- [CHALLENGE]: Read the records and gather each line that includes "performed".

- [DATA EXCERPTS]:

-------

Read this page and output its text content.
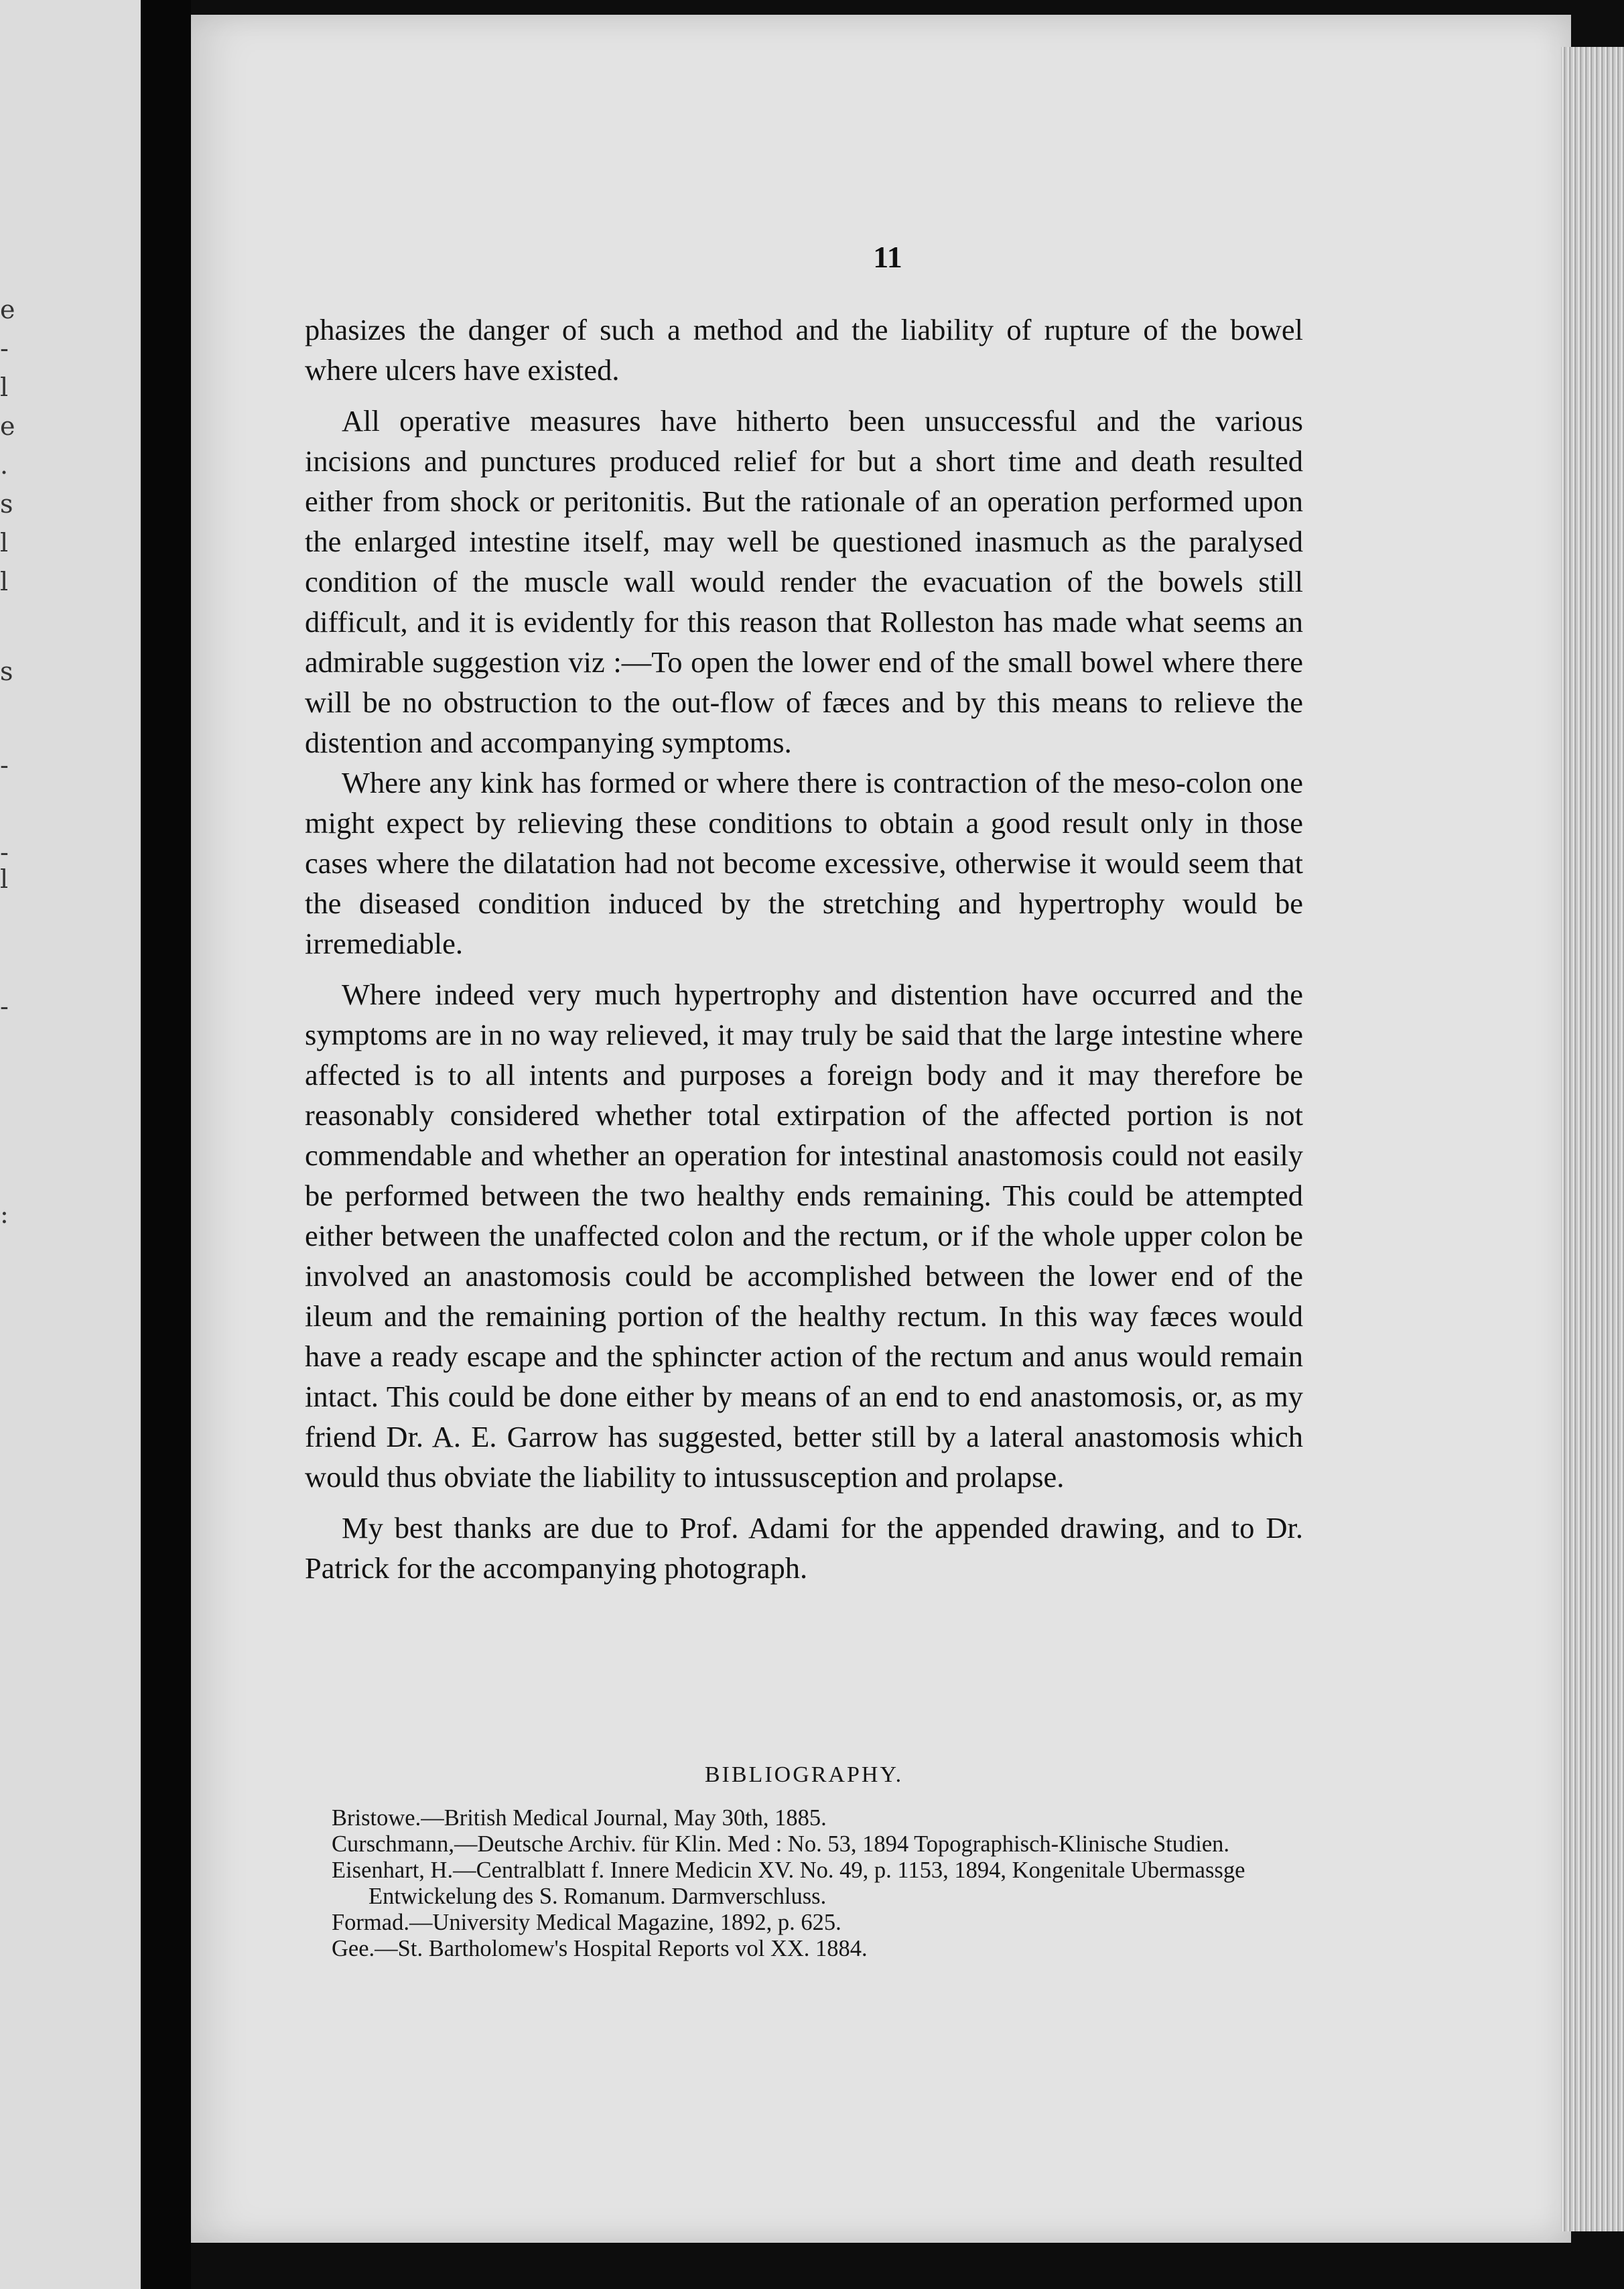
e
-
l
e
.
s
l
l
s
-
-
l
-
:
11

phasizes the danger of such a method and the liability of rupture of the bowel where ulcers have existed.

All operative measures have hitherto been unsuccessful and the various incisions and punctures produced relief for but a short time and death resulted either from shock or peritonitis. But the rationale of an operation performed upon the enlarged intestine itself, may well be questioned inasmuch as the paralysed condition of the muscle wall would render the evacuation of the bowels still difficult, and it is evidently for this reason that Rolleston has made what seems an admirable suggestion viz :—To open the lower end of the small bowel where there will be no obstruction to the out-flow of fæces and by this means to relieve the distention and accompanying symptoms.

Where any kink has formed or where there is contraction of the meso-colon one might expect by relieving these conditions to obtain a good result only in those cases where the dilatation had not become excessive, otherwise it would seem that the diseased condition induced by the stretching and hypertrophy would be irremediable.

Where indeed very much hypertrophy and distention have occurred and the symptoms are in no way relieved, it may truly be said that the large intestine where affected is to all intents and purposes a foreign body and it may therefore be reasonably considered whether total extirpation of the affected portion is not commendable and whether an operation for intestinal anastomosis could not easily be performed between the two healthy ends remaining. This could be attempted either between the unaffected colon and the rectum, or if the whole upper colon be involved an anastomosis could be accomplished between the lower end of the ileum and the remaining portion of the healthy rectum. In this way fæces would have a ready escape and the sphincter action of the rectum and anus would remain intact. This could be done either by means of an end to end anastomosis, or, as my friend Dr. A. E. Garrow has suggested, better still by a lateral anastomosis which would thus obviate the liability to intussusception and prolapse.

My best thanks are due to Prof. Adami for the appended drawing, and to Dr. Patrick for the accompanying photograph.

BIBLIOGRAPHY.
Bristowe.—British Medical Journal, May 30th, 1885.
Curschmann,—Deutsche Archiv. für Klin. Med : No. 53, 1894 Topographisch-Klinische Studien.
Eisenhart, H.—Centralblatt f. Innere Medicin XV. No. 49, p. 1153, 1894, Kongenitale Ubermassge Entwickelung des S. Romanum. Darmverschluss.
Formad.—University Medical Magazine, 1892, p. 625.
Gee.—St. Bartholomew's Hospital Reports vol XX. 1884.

-------

- [OUTPUT FOR THIS EXERCISE]:
All operative measures have hitherto been unsuccessful and the various incisions and punctures produced relief for but a short time and death resulted either from shock or peritonitis. But the rationale of an operation performed upon the enlarged intestine itself, may well be questioned inasmuch as the paralysed condition of the muscle wall would render the evacuation of the bowels still difficult, and it is evidently for this reason that Rolleston has made what seems an admirable suggestion viz :—To open the lower end of the small bowel where there will be no obstruction to the out-flow of fæces and by this means to relieve the distention and accompanying symptoms.
Where indeed very much hypertrophy and distention have occurred and the symptoms are in no way relieved, it may truly be said that the large intestine where affected is to all intents and purposes a foreign body and it may therefore be reasonably considered whether total extirpation of the affected portion is not commendable and whether an operation for intestinal anastomosis could not easily be performed between the two healthy ends remaining. This could be attempted either between the unaffected colon and the rectum, or if the whole upper colon be involved an anastomosis could be accomplished between the lower end of the ileum and the remaining portion of the healthy rectum. In this way fæces would have a ready escape and the sphincter action of the rectum and anus would remain intact. This could be done either by means of an end to end anastomosis, or, as my friend Dr. A. E. Garrow has suggested, better still by a lateral anastomosis which would thus obviate the liability to intussusception and prolapse.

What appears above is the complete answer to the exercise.